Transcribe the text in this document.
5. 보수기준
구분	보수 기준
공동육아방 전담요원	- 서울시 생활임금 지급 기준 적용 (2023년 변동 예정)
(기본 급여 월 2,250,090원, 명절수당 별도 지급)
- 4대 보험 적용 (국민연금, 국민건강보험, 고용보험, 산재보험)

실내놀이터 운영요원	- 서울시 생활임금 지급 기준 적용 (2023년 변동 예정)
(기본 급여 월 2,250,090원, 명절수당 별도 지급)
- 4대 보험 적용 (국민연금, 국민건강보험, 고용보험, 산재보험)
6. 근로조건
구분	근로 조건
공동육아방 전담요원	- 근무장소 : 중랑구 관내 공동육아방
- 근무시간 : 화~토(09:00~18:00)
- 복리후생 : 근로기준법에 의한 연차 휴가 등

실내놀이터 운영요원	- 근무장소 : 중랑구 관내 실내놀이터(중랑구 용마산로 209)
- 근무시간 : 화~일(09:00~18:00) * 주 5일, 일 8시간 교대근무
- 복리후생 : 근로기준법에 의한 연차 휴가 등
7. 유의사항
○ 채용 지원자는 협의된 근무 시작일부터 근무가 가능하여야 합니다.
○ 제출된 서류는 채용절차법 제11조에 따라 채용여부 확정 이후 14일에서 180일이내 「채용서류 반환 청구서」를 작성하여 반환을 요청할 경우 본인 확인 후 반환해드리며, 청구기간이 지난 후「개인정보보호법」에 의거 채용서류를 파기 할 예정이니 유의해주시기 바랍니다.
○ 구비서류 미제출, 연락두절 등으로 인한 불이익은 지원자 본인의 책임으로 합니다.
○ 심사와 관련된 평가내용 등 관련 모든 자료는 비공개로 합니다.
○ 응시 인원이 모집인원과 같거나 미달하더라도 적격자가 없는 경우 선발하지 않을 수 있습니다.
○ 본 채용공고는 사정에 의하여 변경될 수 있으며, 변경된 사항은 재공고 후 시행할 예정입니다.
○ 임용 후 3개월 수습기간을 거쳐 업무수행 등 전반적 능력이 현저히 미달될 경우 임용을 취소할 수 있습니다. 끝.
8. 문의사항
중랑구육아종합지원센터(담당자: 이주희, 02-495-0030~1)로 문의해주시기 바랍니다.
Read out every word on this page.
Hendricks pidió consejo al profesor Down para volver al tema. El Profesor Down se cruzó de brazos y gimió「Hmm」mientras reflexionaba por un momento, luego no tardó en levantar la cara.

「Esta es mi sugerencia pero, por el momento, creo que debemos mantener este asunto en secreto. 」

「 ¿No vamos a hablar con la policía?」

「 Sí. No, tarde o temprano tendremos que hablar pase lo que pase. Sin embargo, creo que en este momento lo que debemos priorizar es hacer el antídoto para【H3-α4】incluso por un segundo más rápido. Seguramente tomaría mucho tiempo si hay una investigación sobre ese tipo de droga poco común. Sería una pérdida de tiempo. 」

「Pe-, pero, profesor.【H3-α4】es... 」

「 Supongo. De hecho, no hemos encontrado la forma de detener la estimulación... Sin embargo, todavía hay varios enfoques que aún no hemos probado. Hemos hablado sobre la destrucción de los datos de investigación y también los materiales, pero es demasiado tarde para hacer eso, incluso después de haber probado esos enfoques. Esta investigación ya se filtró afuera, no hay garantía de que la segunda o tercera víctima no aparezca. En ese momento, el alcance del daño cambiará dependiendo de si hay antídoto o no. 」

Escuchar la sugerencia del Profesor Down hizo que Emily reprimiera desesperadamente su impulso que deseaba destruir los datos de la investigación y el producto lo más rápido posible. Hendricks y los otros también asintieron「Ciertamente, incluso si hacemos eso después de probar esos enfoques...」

--

§ GIVEN PROBLEM:
Output all of the data above without any alteration.

§ RESPONSE TO THIS EXERCISE:
Transcribe the text in this document.
5. 보수기준
구분	보수 기준
공동육아방 전담요원	- 서울시 생활임금 지급 기준 적용 (2023년 변동 예정)
(기본 급여 월 2,250,090원, 명절수당 별도 지급)
- 4대 보험 적용 (국민연금, 국민건강보험, 고용보험, 산재보험)

실내놀이터 운영요원	- 서울시 생활임금 지급 기준 적용 (2023년 변동 예정)
(기본 급여 월 2,250,090원, 명절수당 별도 지급)
- 4대 보험 적용 (국민연금, 국민건강보험, 고용보험, 산재보험)
6. 근로조건
구분	근로 조건
공동육아방 전담요원	- 근무장소 : 중랑구 관내 공동육아방
- 근무시간 : 화~토(09:00~18:00)
- 복리후생 : 근로기준법에 의한 연차 휴가 등

실내놀이터 운영요원	- 근무장소 : 중랑구 관내 실내놀이터(중랑구 용마산로 209)
- 근무시간 : 화~일(09:00~18:00) * 주 5일, 일 8시간 교대근무
- 복리후생 : 근로기준법에 의한 연차 휴가 등
7. 유의사항
○ 채용 지원자는 협의된 근무 시작일부터 근무가 가능하여야 합니다.
○ 제출된 서류는 채용절차법 제11조에 따라 채용여부 확정 이후 14일에서 180일이내 「채용서류 반환 청구서」를 작성하여 반환을 요청할 경우 본인 확인 후 반환해드리며, 청구기간이 지난 후「개인정보보호법」에 의거 채용서류를 파기 할 예정이니 유의해주시기 바랍니다.
○ 구비서류 미제출, 연락두절 등으로 인한 불이익은 지원자 본인의 책임으로 합니다.
○ 심사와 관련된 평가내용 등 관련 모든 자료는 비공개로 합니다.
○ 응시 인원이 모집인원과 같거나 미달하더라도 적격자가 없는 경우 선발하지 않을 수 있습니다.
○ 본 채용공고는 사정에 의하여 변경될 수 있으며, 변경된 사항은 재공고 후 시행할 예정입니다.
○ 임용 후 3개월 수습기간을 거쳐 업무수행 등 전반적 능력이 현저히 미달될 경우 임용을 취소할 수 있습니다. 끝.
8. 문의사항
중랑구육아종합지원센터(담당자: 이주희, 02-495-0030~1)로 문의해주시기 바랍니다.
Read out every word on this page.
Hendricks pidió consejo al profesor Down para volver al tema. El Profesor Down se cruzó de brazos y gimió「Hmm」mientras reflexionaba por un momento, luego no tardó en levantar la cara.

「Esta es mi sugerencia pero, por el momento, creo que debemos mantener este asunto en secreto. 」

「 ¿No vamos a hablar con la policía?」

「 Sí. No, tarde o temprano tendremos que hablar pase lo que pase. Sin embargo, creo que en este momento lo que debemos priorizar es hacer el antídoto para【H3-α4】incluso por un segundo más rápido. Seguramente tomaría mucho tiempo si hay una investigación sobre ese tipo de droga poco común. Sería una pérdida de tiempo. 」

「Pe-, pero, profesor.【H3-α4】es... 」

「 Supongo. De hecho, no hemos encontrado la forma de detener la estimulación... Sin embargo, todavía hay varios enfoques que aún no hemos probado. Hemos hablado sobre la destrucción de los datos de investigación y también los materiales, pero es demasiado tarde para hacer eso, incluso después de haber probado esos enfoques. Esta investigación ya se filtró afuera, no hay garantía de que la segunda o tercera víctima no aparezca. En ese momento, el alcance del daño cambiará dependiendo de si hay antídoto o no. 」

Escuchar la sugerencia del Profesor Down hizo que Emily reprimiera desesperadamente su impulso que deseaba destruir los datos de la investigación y el producto lo más rápido posible. Hendricks y los otros también asintieron「Ciertamente, incluso si hacemos eso después de probar esos enfoques...」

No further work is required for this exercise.